[Problem statement]
How many lines in this material include the string "name"? Answer with the number and nothing further.

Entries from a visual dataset
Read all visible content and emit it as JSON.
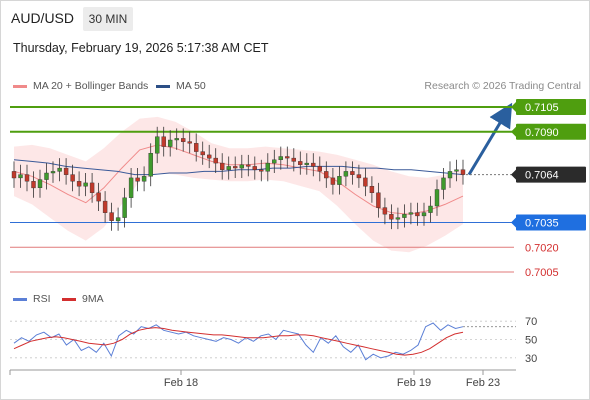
{
  "header": {
    "symbol": "AUD/USD",
    "timeframe": "30 MIN"
  },
  "timestamp": "Thursday, February 19, 2026 5:17:38 AM CET",
  "legend": {
    "bollinger": "MA 20 + Bollinger Bands",
    "ma50": "MA 50",
    "credit": "Research © 2026 Trading Central"
  },
  "indicator_legend": {
    "rsi": "RSI",
    "ma": "9MA"
  },
  "colors": {
    "resistance": "#4f9e0f",
    "support": "#2f6fd6",
    "pivot_line": "#e25c5c",
    "current": "#333333",
    "arrow": "#2a5f9e",
    "bull": "#3f9a2d",
    "bear": "#c0392b"
  },
  "chart_data": [
    {
      "type": "candlestick",
      "title": "AUD/USD",
      "timeframe": "30 MIN",
      "y_levels": [
        {
          "label": "0.7105",
          "value": 0.7105,
          "kind": "resistance"
        },
        {
          "label": "0.7090",
          "value": 0.709,
          "kind": "resistance"
        },
        {
          "label": "0.7064",
          "value": 0.7064,
          "kind": "current"
        },
        {
          "label": "0.7035",
          "value": 0.7035,
          "kind": "support"
        },
        {
          "label": "0.7020",
          "value": 0.702,
          "kind": "pivot"
        },
        {
          "label": "0.7005",
          "value": 0.7005,
          "kind": "pivot"
        }
      ],
      "x_labels": [
        "Feb 18",
        "Feb 19",
        "Feb 23"
      ],
      "close_series": [
        0.7062,
        0.7064,
        0.706,
        0.7056,
        0.7061,
        0.7065,
        0.7066,
        0.7068,
        0.7064,
        0.706,
        0.7057,
        0.7059,
        0.7053,
        0.7048,
        0.7041,
        0.7036,
        0.7038,
        0.705,
        0.7062,
        0.706,
        0.7063,
        0.7077,
        0.7087,
        0.7081,
        0.7085,
        0.7086,
        0.7084,
        0.7083,
        0.7078,
        0.7076,
        0.7074,
        0.7071,
        0.7067,
        0.7069,
        0.7068,
        0.707,
        0.7069,
        0.7067,
        0.7066,
        0.7071,
        0.7073,
        0.7075,
        0.7074,
        0.7072,
        0.707,
        0.7071,
        0.7069,
        0.7066,
        0.7062,
        0.7058,
        0.7063,
        0.7066,
        0.7064,
        0.7062,
        0.7057,
        0.7053,
        0.7044,
        0.704,
        0.7037,
        0.7038,
        0.704,
        0.7041,
        0.7039,
        0.7041,
        0.7045,
        0.7055,
        0.7062,
        0.7066,
        0.7067,
        0.7064
      ],
      "ma50_series": [
        0.7073,
        0.7072,
        0.7071,
        0.7069,
        0.7068,
        0.7067,
        0.7066,
        0.7064,
        0.7064,
        0.7065,
        0.7065,
        0.7066,
        0.7066,
        0.7067,
        0.7067,
        0.7068,
        0.7068,
        0.7069,
        0.7069,
        0.7069,
        0.7068,
        0.7068,
        0.7067,
        0.7067,
        0.7066,
        0.7065,
        0.7064
      ],
      "bollinger_mid_series": [
        0.7066,
        0.7063,
        0.7058,
        0.7052,
        0.7047,
        0.7056,
        0.7068,
        0.7079,
        0.7082,
        0.708,
        0.7076,
        0.7072,
        0.707,
        0.707,
        0.7071,
        0.707,
        0.7068,
        0.7066,
        0.706,
        0.7052,
        0.7045,
        0.7041,
        0.704,
        0.7042,
        0.7046,
        0.7051
      ],
      "bollinger_upper_series": [
        0.7081,
        0.7082,
        0.708,
        0.7076,
        0.7072,
        0.708,
        0.709,
        0.7098,
        0.7099,
        0.7096,
        0.709,
        0.7083,
        0.708,
        0.708,
        0.7081,
        0.708,
        0.7079,
        0.7078,
        0.7076,
        0.7073,
        0.707,
        0.7066,
        0.7063,
        0.7062,
        0.7064,
        0.7068
      ],
      "bollinger_lower_series": [
        0.7051,
        0.7046,
        0.7038,
        0.703,
        0.7024,
        0.7032,
        0.7046,
        0.706,
        0.7065,
        0.7064,
        0.7062,
        0.7061,
        0.706,
        0.706,
        0.7061,
        0.706,
        0.7057,
        0.7054,
        0.7045,
        0.7034,
        0.7024,
        0.7018,
        0.7017,
        0.7021,
        0.7027,
        0.7034
      ],
      "projection": {
        "from": 0.7064,
        "to": 0.7105
      }
    },
    {
      "type": "line",
      "title": "RSI",
      "y_ticks": [
        70,
        50,
        30
      ],
      "ylim": [
        20,
        80
      ],
      "x_labels": [
        "Feb 18",
        "Feb 19",
        "Feb 23"
      ],
      "series": [
        {
          "name": "RSI",
          "color": "#5b7fd6",
          "values": [
            46,
            52,
            48,
            55,
            58,
            52,
            56,
            44,
            50,
            38,
            42,
            36,
            46,
            32,
            54,
            60,
            56,
            64,
            62,
            66,
            60,
            58,
            56,
            58,
            54,
            52,
            50,
            48,
            52,
            50,
            46,
            52,
            48,
            54,
            56,
            50,
            60,
            58,
            56,
            44,
            36,
            52,
            46,
            54,
            42,
            36,
            44,
            28,
            34,
            30,
            32,
            36,
            34,
            38,
            44,
            64,
            68,
            60,
            66,
            62,
            64
          ]
        },
        {
          "name": "9MA",
          "color": "#d32f2f",
          "values": [
            40,
            44,
            48,
            50,
            52,
            53,
            52,
            50,
            48,
            46,
            45,
            44,
            46,
            50,
            56,
            60,
            62,
            63,
            62,
            60,
            59,
            58,
            57,
            56,
            55,
            55,
            54,
            53,
            52,
            52,
            52,
            53,
            54,
            54,
            55,
            55,
            54,
            52,
            50,
            48,
            46,
            44,
            42,
            40,
            38,
            36,
            34,
            33,
            34,
            36,
            40,
            46,
            52,
            56,
            58
          ]
        }
      ]
    }
  ]
}
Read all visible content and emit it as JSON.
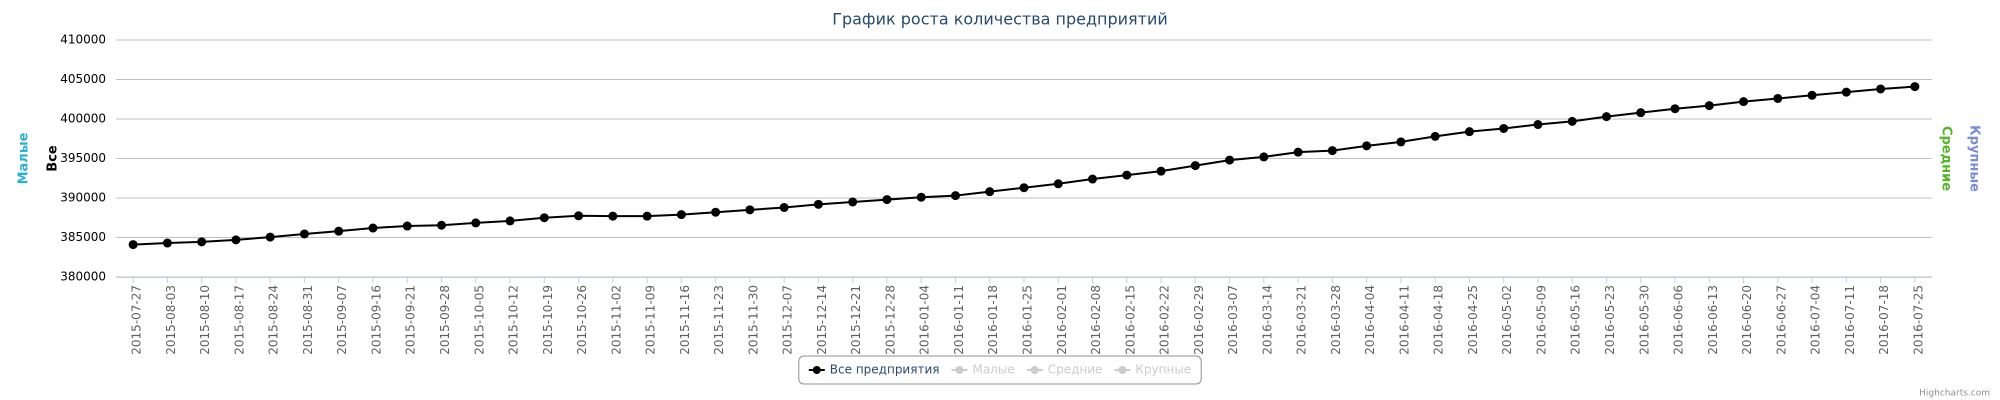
{
  "chart_data": {
    "type": "line",
    "title": "График роста количества предприятий",
    "categories": [
      "2015-07-27",
      "2015-08-03",
      "2015-08-10",
      "2015-08-17",
      "2015-08-24",
      "2015-08-31",
      "2015-09-07",
      "2015-09-16",
      "2015-09-21",
      "2015-09-28",
      "2015-10-05",
      "2015-10-12",
      "2015-10-19",
      "2015-10-26",
      "2015-11-02",
      "2015-11-09",
      "2015-11-16",
      "2015-11-23",
      "2015-11-30",
      "2015-12-07",
      "2015-12-14",
      "2015-12-21",
      "2015-12-28",
      "2016-01-04",
      "2016-01-11",
      "2016-01-18",
      "2016-01-25",
      "2016-02-01",
      "2016-02-08",
      "2016-02-15",
      "2016-02-22",
      "2016-02-29",
      "2016-03-07",
      "2016-03-14",
      "2016-03-21",
      "2016-03-28",
      "2016-04-04",
      "2016-04-11",
      "2016-04-18",
      "2016-04-25",
      "2016-05-02",
      "2016-05-09",
      "2016-05-16",
      "2016-05-23",
      "2016-05-30",
      "2016-06-06",
      "2016-06-13",
      "2016-06-20",
      "2016-06-27",
      "2016-07-04",
      "2016-07-11",
      "2016-07-18",
      "2016-07-25"
    ],
    "series": [
      {
        "name": "Все предприятия",
        "color": "#000000",
        "values": [
          384100,
          384300,
          384450,
          384700,
          385050,
          385450,
          385800,
          386200,
          386450,
          386550,
          386850,
          387100,
          387500,
          387750,
          387700,
          387700,
          387900,
          388200,
          388500,
          388800,
          389200,
          389500,
          389800,
          390100,
          390300,
          390800,
          391300,
          391800,
          392400,
          392900,
          393400,
          394100,
          394800,
          395200,
          395800,
          396000,
          396600,
          397100,
          397800,
          398400,
          398800,
          399300,
          399700,
          400300,
          400800,
          401300,
          401700,
          402200,
          402600,
          403000,
          403400,
          403800,
          404100
        ]
      }
    ],
    "hidden_legend": [
      "Малые",
      "Средние",
      "Крупные"
    ],
    "left_axis_titles": [
      {
        "text": "Малые",
        "color": "#2ab0d2"
      },
      {
        "text": "Все",
        "color": "#000000"
      }
    ],
    "right_axis_titles": [
      {
        "text": "Средние",
        "color": "#52b52a"
      },
      {
        "text": "Крупные",
        "color": "#7a8cd6"
      }
    ],
    "ylim": [
      380000,
      410000
    ],
    "yticks": [
      380000,
      385000,
      390000,
      395000,
      400000,
      405000,
      410000
    ],
    "grid": true,
    "credit": "Highcharts.com"
  }
}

[Exercise answer]
3